LISTED RECORDS.
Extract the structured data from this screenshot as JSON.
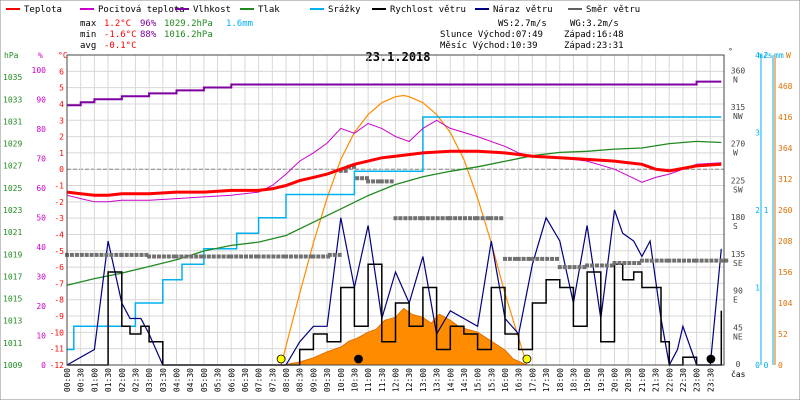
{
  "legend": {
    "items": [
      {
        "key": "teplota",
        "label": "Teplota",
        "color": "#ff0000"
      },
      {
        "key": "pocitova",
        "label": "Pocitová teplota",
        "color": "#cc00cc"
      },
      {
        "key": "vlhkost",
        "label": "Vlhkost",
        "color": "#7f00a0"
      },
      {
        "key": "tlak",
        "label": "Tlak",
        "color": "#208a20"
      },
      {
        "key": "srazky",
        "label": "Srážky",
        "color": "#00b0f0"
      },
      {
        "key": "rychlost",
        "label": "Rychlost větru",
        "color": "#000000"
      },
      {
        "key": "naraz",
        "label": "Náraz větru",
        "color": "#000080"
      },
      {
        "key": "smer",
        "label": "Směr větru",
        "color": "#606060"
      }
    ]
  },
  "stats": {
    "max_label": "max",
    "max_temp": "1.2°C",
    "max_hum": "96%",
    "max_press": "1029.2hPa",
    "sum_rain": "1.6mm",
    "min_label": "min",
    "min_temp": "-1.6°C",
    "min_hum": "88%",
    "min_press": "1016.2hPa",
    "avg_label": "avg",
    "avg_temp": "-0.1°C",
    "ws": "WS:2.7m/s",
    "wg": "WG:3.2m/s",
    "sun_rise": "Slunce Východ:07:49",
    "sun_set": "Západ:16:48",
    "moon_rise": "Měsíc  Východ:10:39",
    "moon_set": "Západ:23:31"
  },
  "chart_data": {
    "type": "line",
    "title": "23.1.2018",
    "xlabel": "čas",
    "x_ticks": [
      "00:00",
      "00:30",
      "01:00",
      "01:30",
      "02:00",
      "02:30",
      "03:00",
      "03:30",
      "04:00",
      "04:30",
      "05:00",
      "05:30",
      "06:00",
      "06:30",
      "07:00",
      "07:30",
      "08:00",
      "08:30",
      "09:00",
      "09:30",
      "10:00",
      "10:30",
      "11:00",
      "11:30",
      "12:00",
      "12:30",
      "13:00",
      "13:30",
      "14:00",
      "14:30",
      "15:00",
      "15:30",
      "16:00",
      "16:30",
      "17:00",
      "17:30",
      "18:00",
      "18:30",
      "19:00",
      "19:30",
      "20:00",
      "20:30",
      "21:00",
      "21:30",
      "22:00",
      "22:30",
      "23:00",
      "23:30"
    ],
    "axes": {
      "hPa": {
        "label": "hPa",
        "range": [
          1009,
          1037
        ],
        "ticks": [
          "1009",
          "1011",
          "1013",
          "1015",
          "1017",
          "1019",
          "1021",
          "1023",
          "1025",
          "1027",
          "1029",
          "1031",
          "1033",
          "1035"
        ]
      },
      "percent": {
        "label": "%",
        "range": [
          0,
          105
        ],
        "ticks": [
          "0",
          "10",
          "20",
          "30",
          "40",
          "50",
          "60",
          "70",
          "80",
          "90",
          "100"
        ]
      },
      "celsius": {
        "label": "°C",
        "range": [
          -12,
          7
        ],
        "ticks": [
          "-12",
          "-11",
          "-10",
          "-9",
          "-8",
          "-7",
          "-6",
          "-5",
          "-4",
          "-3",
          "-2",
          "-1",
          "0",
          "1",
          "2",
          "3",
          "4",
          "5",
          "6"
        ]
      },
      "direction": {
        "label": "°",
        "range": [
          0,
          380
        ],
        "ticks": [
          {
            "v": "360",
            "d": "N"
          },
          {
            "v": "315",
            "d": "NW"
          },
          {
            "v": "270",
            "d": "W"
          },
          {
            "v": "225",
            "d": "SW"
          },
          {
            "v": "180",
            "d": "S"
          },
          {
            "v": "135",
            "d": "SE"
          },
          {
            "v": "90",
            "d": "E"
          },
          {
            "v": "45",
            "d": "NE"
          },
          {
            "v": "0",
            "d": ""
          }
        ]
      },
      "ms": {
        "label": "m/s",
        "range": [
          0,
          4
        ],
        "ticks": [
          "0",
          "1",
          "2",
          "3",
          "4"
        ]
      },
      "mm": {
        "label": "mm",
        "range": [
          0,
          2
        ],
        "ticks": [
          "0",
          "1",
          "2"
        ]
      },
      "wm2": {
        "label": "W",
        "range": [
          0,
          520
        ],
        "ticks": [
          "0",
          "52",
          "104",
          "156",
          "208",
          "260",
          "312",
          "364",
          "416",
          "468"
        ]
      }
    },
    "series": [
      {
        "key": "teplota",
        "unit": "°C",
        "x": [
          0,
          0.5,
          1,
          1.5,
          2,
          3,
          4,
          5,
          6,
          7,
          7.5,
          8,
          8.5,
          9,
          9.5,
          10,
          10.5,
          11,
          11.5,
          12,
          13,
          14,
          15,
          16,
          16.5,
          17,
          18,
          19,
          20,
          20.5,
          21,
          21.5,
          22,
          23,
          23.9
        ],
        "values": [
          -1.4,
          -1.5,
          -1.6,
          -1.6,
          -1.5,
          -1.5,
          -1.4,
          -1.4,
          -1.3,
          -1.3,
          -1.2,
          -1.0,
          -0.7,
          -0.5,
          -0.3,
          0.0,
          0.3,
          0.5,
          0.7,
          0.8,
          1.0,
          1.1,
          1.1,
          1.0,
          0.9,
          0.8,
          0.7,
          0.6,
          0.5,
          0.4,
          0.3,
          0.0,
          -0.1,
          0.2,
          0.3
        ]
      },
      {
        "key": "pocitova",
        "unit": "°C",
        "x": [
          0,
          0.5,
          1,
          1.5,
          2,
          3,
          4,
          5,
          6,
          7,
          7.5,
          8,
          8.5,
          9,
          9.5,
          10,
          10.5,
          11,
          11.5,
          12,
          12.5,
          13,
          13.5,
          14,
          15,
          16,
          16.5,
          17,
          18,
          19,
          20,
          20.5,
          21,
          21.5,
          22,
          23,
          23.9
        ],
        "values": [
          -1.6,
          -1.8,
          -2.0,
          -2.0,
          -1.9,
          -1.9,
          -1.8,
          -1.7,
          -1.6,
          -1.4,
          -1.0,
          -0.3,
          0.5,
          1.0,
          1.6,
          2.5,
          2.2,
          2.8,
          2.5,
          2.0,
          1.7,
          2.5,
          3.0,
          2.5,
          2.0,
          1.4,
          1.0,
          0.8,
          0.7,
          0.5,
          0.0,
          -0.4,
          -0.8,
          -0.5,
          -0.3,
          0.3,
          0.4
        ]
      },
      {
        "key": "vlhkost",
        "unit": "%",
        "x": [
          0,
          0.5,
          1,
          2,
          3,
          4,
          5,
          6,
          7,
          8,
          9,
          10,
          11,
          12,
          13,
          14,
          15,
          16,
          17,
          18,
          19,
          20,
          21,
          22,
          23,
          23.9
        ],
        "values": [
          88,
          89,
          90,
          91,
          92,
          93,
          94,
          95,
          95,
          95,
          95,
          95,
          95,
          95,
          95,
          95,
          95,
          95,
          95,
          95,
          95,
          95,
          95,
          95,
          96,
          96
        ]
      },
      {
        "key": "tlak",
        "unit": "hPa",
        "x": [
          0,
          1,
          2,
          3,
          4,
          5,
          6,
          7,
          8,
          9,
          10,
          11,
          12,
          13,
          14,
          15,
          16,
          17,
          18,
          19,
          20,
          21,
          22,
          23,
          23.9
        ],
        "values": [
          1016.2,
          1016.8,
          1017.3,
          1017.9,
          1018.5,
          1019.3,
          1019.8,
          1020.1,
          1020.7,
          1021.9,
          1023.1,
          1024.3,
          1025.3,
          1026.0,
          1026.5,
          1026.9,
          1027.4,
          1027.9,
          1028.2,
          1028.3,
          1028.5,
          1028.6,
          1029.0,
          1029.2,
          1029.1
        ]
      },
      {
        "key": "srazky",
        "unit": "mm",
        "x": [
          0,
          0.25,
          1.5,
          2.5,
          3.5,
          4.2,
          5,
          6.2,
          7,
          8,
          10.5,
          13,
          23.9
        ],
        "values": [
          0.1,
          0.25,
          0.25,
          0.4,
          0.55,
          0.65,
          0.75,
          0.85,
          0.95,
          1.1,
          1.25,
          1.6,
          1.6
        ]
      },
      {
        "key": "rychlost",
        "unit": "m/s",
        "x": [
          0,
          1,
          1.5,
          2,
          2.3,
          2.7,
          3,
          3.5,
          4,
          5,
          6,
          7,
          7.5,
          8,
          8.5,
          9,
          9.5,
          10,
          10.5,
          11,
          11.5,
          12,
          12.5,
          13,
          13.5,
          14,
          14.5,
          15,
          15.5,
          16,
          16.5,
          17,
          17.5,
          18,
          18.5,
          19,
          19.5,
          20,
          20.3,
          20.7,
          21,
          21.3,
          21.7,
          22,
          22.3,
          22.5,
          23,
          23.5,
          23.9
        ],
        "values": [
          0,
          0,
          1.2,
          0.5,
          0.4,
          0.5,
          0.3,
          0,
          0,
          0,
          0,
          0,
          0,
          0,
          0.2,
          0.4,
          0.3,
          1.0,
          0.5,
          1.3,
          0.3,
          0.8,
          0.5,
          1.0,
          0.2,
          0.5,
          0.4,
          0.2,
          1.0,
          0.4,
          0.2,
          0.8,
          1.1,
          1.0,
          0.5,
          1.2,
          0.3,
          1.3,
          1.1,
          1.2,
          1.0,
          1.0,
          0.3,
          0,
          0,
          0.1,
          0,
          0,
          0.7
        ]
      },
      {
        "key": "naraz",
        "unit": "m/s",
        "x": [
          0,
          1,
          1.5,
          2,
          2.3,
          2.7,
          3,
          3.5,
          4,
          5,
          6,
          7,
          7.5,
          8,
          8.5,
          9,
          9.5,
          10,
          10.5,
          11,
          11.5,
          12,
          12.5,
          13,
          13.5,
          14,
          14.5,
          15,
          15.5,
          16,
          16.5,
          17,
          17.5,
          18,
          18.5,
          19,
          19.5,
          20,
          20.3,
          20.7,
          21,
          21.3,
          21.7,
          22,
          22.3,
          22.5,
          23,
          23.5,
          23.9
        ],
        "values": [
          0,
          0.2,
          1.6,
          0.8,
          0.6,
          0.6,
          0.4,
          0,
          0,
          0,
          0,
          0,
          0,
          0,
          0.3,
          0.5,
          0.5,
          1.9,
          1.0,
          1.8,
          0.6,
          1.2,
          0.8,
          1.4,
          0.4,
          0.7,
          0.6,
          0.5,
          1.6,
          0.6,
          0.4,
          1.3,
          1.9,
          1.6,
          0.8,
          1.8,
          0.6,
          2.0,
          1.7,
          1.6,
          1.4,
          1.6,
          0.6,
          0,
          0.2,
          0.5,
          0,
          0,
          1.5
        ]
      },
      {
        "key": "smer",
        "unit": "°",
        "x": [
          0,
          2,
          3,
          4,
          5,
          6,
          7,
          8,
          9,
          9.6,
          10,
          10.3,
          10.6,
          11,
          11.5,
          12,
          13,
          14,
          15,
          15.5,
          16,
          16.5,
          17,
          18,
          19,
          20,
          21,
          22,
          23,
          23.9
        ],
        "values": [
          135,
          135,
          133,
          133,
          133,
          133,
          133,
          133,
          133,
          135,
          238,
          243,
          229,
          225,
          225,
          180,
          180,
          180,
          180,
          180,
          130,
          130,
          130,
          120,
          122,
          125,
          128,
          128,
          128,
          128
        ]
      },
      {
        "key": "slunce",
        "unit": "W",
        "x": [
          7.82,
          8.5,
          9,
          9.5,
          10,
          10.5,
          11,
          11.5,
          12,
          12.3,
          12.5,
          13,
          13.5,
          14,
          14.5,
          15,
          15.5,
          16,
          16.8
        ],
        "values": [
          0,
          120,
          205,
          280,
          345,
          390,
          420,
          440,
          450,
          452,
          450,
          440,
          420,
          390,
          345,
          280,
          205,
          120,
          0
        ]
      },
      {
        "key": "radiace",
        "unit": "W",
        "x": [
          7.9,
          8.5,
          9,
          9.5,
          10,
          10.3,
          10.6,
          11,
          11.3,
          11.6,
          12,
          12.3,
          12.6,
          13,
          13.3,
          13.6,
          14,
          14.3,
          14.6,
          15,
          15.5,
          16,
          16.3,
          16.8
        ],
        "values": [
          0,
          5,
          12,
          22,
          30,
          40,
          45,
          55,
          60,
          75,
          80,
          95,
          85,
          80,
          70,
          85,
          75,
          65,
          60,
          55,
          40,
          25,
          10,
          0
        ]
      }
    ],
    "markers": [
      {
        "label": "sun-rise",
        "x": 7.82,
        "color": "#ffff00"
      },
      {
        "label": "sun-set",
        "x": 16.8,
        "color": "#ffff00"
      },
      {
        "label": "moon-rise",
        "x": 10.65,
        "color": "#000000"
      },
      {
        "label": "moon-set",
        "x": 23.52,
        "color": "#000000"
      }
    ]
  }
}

WHAT IS REQUIRED.
In the listing, find every line with the word "unit" and state how many there are, nothing more.

WRITTEN SOLUTION.
10